→ **GOAL**
Retype all of the data below line for line, leaving out the pictures.

§

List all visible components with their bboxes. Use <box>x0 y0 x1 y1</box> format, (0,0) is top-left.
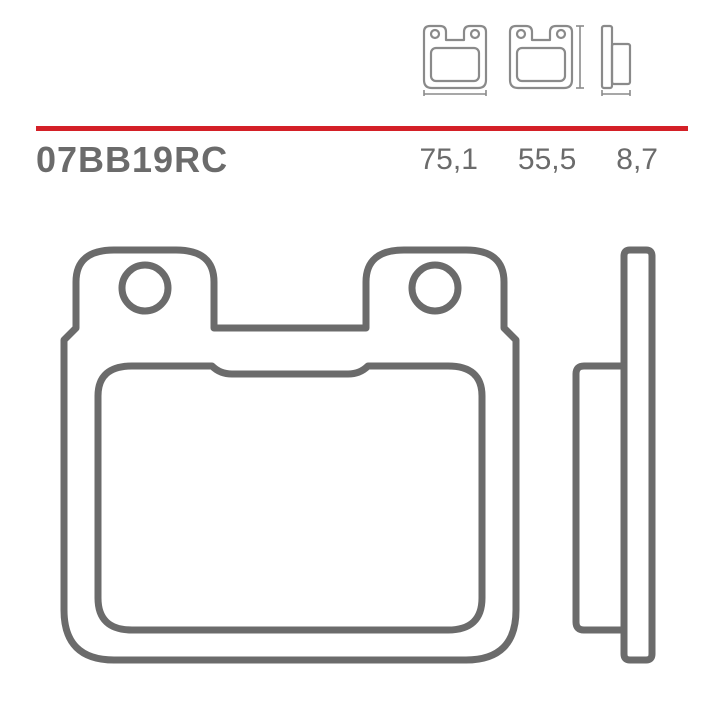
separator-line <box>36 118 688 123</box>
dimensions-values: 75,1 55,5 8,7 <box>420 143 689 177</box>
dimension-icons-row <box>414 22 644 96</box>
dim-thickness: 8,7 <box>616 143 658 177</box>
part-number: 07BB19RC <box>36 139 420 181</box>
front-friction-pad <box>98 366 482 630</box>
side-backing-plate <box>624 250 652 660</box>
side-friction-pad <box>576 366 624 630</box>
width-icon <box>414 22 496 96</box>
dim-width: 75,1 <box>420 143 478 177</box>
thickness-icon <box>594 22 644 96</box>
technical-drawing <box>36 210 688 694</box>
front-backing-plate <box>64 250 516 660</box>
mount-hole-right <box>412 265 458 311</box>
mount-hole-left <box>122 265 168 311</box>
info-row: 07BB19RC 75,1 55,5 8,7 <box>36 138 688 182</box>
height-icon <box>504 22 586 96</box>
dim-height: 55,5 <box>518 143 576 177</box>
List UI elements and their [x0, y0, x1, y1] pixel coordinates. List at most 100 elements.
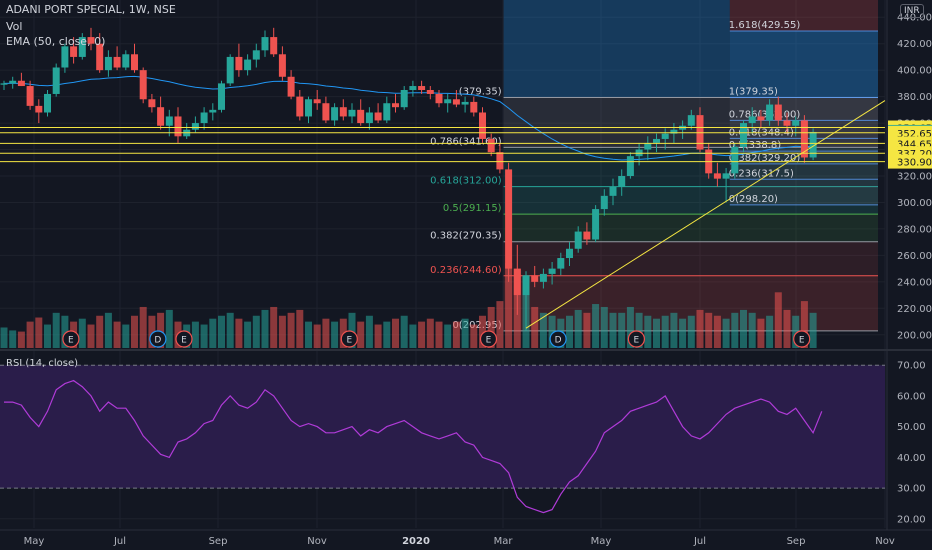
volume-bar — [305, 321, 312, 348]
candle-body — [270, 37, 278, 55]
candle-body — [148, 99, 156, 108]
candle-body — [252, 50, 260, 60]
event-marker — [479, 330, 498, 348]
candle-body — [9, 80, 17, 84]
volume-bar — [609, 312, 617, 348]
fib-highlight-zone — [503, 0, 730, 98]
price-tick-label: 200.00 — [897, 330, 932, 341]
candle-body — [557, 258, 565, 269]
event-marker — [793, 330, 811, 348]
event-marker-label: E — [799, 336, 805, 346]
candle-body — [757, 116, 765, 121]
candle-body — [218, 83, 225, 110]
volume-bar — [444, 324, 452, 348]
rsi-tick-label: 40.00 — [897, 453, 926, 464]
candle-body — [626, 156, 634, 176]
volume-bar — [574, 309, 582, 348]
candle-body — [496, 152, 504, 170]
candle-body — [618, 176, 626, 187]
volume-bar — [783, 309, 791, 348]
volume-bar — [148, 315, 156, 348]
price-tick-label: 420.00 — [897, 39, 932, 50]
candle-body — [461, 101, 469, 105]
candle-body — [313, 99, 321, 104]
volume-bar — [287, 312, 295, 348]
candle-body — [365, 112, 373, 124]
candle-body — [809, 131, 817, 158]
volume-bar — [122, 324, 130, 348]
candle-body — [444, 99, 452, 104]
price-tick-label: 240.00 — [897, 277, 932, 288]
volume-bar — [113, 321, 121, 348]
currency-badge[interactable]: INR — [900, 4, 924, 18]
candle-body — [400, 90, 408, 108]
fib-ext-label: 0.236(317.5) — [729, 168, 794, 179]
volume-bar — [426, 318, 434, 348]
volume-bar — [200, 324, 208, 348]
candle-body — [661, 133, 669, 139]
volume-bar — [539, 312, 547, 348]
event-marker-label: E — [68, 336, 74, 346]
candle-body — [505, 169, 513, 269]
candle-body — [348, 109, 356, 117]
rsi-tick-label: 30.00 — [897, 484, 926, 495]
candle-body — [470, 101, 478, 113]
volume-bar — [26, 321, 34, 348]
volume-bar — [635, 312, 643, 348]
candle-body — [52, 67, 60, 94]
candle-body — [392, 103, 399, 108]
volume-bar — [157, 312, 165, 348]
rsi-tick-label: 20.00 — [897, 514, 926, 525]
event-marker-label: E — [486, 336, 492, 346]
fib-ext-label: 0(298.20) — [729, 194, 778, 205]
price-badge — [888, 154, 932, 169]
candle-body — [235, 56, 243, 71]
candle-body — [644, 142, 652, 150]
volume-bar — [479, 315, 486, 348]
volume-bar — [774, 292, 782, 348]
volume-bar — [131, 315, 138, 348]
candle-body — [748, 116, 756, 124]
candle-body — [157, 107, 165, 126]
candle-body — [139, 70, 147, 100]
price-tick-label: 260.00 — [897, 251, 932, 262]
volume-bar — [270, 306, 278, 348]
time-tick-label: Sep — [787, 536, 806, 547]
candle-body — [740, 123, 747, 147]
volume-bar — [313, 324, 321, 348]
rsi-tick-label: 70.00 — [897, 361, 926, 372]
fib-level-label: 0.786(341.60) — [430, 136, 502, 147]
volume-bar — [9, 330, 17, 348]
volume-bar — [809, 312, 817, 348]
event-marker — [549, 330, 567, 348]
candle-body — [209, 109, 217, 113]
volume-bar — [87, 324, 95, 348]
volume-bar — [348, 312, 356, 348]
volume-bar — [0, 327, 8, 348]
event-marker-label: D — [154, 336, 161, 346]
candle-body — [35, 105, 43, 113]
volume-bar — [531, 306, 539, 348]
time-tick-label: Sep — [209, 536, 228, 547]
candle-body — [609, 186, 617, 196]
candle-body — [426, 90, 434, 94]
candle-body — [566, 248, 573, 259]
volume-bar — [261, 309, 269, 348]
volume-bar — [705, 312, 713, 348]
ema-legend: EMA (50, close, 0) — [6, 35, 106, 48]
candle-body — [44, 93, 51, 113]
candle-body — [670, 129, 678, 134]
time-tick-label: Mar — [494, 536, 514, 547]
candle-body — [722, 173, 730, 179]
volume-bar — [644, 315, 652, 348]
time-tick-label: May — [24, 536, 45, 547]
volume-bar — [296, 309, 304, 348]
price-tick-label: 380.00 — [897, 92, 932, 103]
candle-body — [583, 231, 591, 240]
fib-zone — [503, 241, 878, 276]
volume-bar — [661, 315, 669, 348]
fib-ext-label: 1.618(429.55) — [729, 20, 801, 31]
candle-body — [600, 195, 608, 210]
event-marker — [149, 330, 167, 348]
fib-ext-label: 0.5(338.8) — [729, 140, 781, 151]
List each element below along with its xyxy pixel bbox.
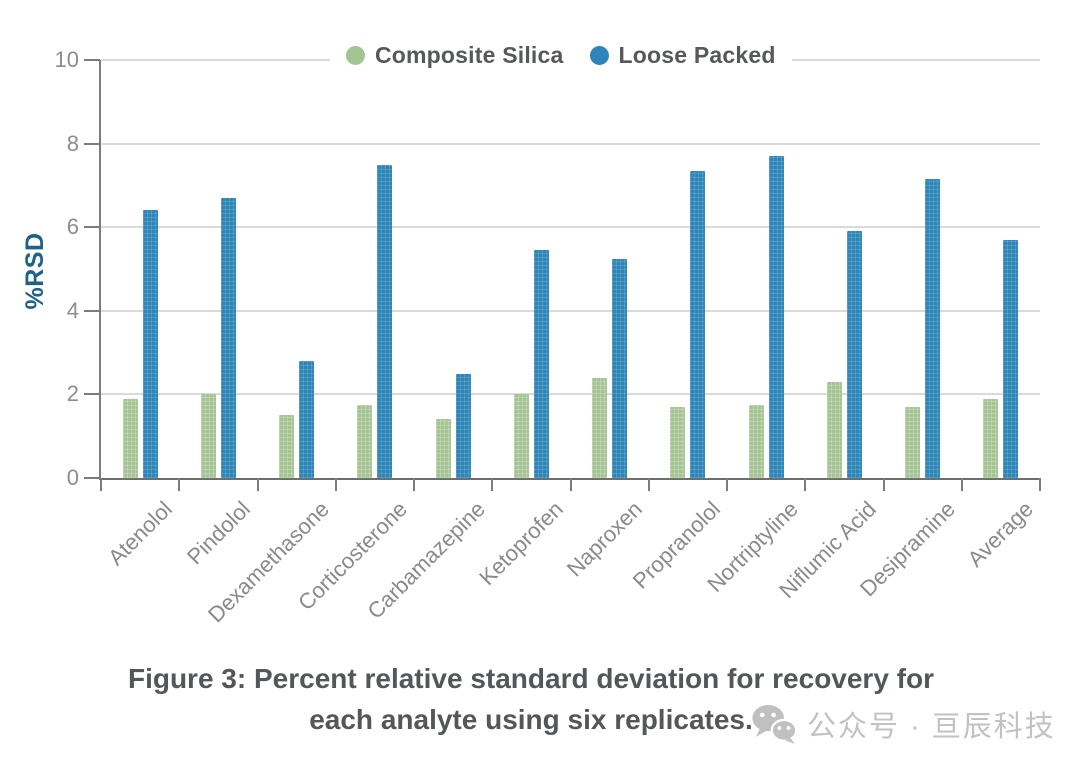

§

→ **COMPLETE OUTPUT**
List all visible components with their bboxes. Use <box>x0 y0 x1 y1</box> format, (0,0) is top-left.
separator-line <box>36 118 688 123</box>
dimensions-values: 75,1 55,5 8,7 <box>420 143 689 177</box>
dimension-icons-row <box>414 22 644 96</box>
dim-thickness: 8,7 <box>616 143 658 177</box>
part-number: 07BB19RC <box>36 139 420 181</box>
front-friction-pad <box>98 366 482 630</box>
side-backing-plate <box>624 250 652 660</box>
side-friction-pad <box>576 366 624 630</box>
width-icon <box>414 22 496 96</box>
dim-width: 75,1 <box>420 143 478 177</box>
thickness-icon <box>594 22 644 96</box>
technical-drawing <box>36 210 688 694</box>
front-backing-plate <box>64 250 516 660</box>
mount-hole-right <box>412 265 458 311</box>
mount-hole-left <box>122 265 168 311</box>
info-row: 07BB19RC 75,1 55,5 8,7 <box>36 138 688 182</box>
height-icon <box>504 22 586 96</box>
dim-height: 55,5 <box>518 143 576 177</box>
List UI elements and their [x0, y0, x1, y1] pixel coordinates. List at most 100 elements.
volume-bar — [305, 321, 312, 348]
candle-body — [270, 37, 278, 55]
candle-body — [148, 99, 156, 108]
candle-body — [252, 50, 260, 60]
event-marker — [479, 330, 498, 348]
candle-body — [9, 80, 17, 84]
volume-bar — [609, 312, 617, 348]
fib-highlight-zone — [503, 0, 730, 98]
price-tick-label: 200.00 — [897, 330, 932, 341]
candle-body — [557, 258, 565, 269]
event-marker — [793, 330, 811, 348]
event-marker-label: E — [799, 336, 805, 346]
candle-body — [757, 116, 765, 121]
candle-body — [218, 83, 225, 110]
volume-bar — [444, 324, 452, 348]
rsi-tick-label: 40.00 — [897, 453, 926, 464]
candle-body — [626, 156, 634, 176]
volume-bar — [574, 309, 582, 348]
candle-body — [496, 152, 504, 170]
candle-body — [618, 176, 626, 187]
volume-bar — [783, 309, 791, 348]
volume-bar — [148, 315, 156, 348]
price-tick-label: 420.00 — [897, 39, 932, 50]
candle-body — [461, 101, 469, 105]
candle-body — [313, 99, 321, 104]
volume-bar — [287, 312, 295, 348]
candle-body — [365, 112, 373, 124]
candle-body — [809, 131, 817, 158]
volume-bar — [122, 324, 130, 348]
candle-body — [444, 99, 452, 104]
price-tick-label: 240.00 — [897, 277, 932, 288]
volume-bar — [113, 321, 121, 348]
currency-badge[interactable]: INR — [900, 4, 924, 18]
candle-body — [400, 90, 408, 108]
fib-ext-label: 0.236(317.5) — [729, 168, 794, 179]
volume-bar — [426, 318, 434, 348]
volume-bar — [200, 324, 208, 348]
candle-body — [661, 133, 669, 139]
volume-bar — [539, 312, 547, 348]
event-marker-label: E — [68, 336, 74, 346]
candle-body — [505, 169, 513, 269]
candle-body — [348, 109, 356, 117]
rsi-tick-label: 30.00 — [897, 484, 926, 495]
candle-body — [470, 101, 478, 113]
volume-bar — [26, 321, 34, 348]
volume-bar — [635, 312, 643, 348]
candle-body — [52, 67, 60, 94]
candle-body — [392, 103, 399, 108]
volume-bar — [157, 312, 165, 348]
rsi-tick-label: 20.00 — [897, 514, 926, 525]
event-marker-label: E — [486, 336, 492, 346]
fib-ext-label: 0(298.20) — [729, 194, 778, 205]
price-badge — [888, 154, 932, 169]
candle-body — [235, 56, 243, 71]
candle-body — [644, 142, 652, 150]
volume-bar — [479, 315, 486, 348]
volume-bar — [774, 292, 782, 348]
volume-bar — [131, 315, 138, 348]
candle-body — [748, 116, 756, 124]
candle-body — [157, 107, 165, 126]
candle-body — [139, 70, 147, 100]
price-tick-label: 260.00 — [897, 251, 932, 262]
volume-bar — [270, 306, 278, 348]
time-tick-label: Sep — [787, 536, 806, 547]
candle-body — [740, 123, 747, 147]
volume-bar — [313, 324, 321, 348]
rsi-tick-label: 70.00 — [897, 361, 926, 372]
fib-level-label: 0.786(341.60) — [430, 136, 502, 147]
volume-bar — [9, 330, 17, 348]
volume-bar — [809, 312, 817, 348]
event-marker — [549, 330, 567, 348]
candle-body — [209, 109, 217, 113]
volume-bar — [87, 324, 95, 348]
volume-bar — [348, 312, 356, 348]
volume-bar — [0, 327, 8, 348]
event-marker-label: D — [154, 336, 161, 346]
candle-body — [35, 105, 43, 113]
volume-bar — [531, 306, 539, 348]
time-tick-label: Sep — [209, 536, 228, 547]
candle-body — [609, 186, 617, 196]
candle-body — [426, 90, 434, 94]
candle-body — [566, 248, 573, 259]
volume-bar — [261, 309, 269, 348]
volume-bar — [705, 312, 713, 348]
ema-legend: EMA (50, close, 0) — [6, 35, 106, 48]
candle-body — [44, 93, 51, 113]
candle-body — [670, 129, 678, 134]
time-tick-label: Mar — [494, 536, 514, 547]
candle-body — [722, 173, 730, 179]
volume-bar — [644, 315, 652, 348]
time-tick-label: May — [24, 536, 45, 547]
volume-bar — [296, 309, 304, 348]
price-tick-label: 380.00 — [897, 92, 932, 103]
candle-body — [583, 231, 591, 240]
fib-zone — [503, 241, 878, 276]
volume-bar — [661, 315, 669, 348]
fib-ext-label: 1.618(429.55) — [729, 20, 801, 31]
candle-body — [600, 195, 608, 210]
event-marker — [149, 330, 167, 348]
fib-ext-label: 0.5(338.8) — [729, 140, 781, 151]
List each element below along with its xyxy pixel bbox.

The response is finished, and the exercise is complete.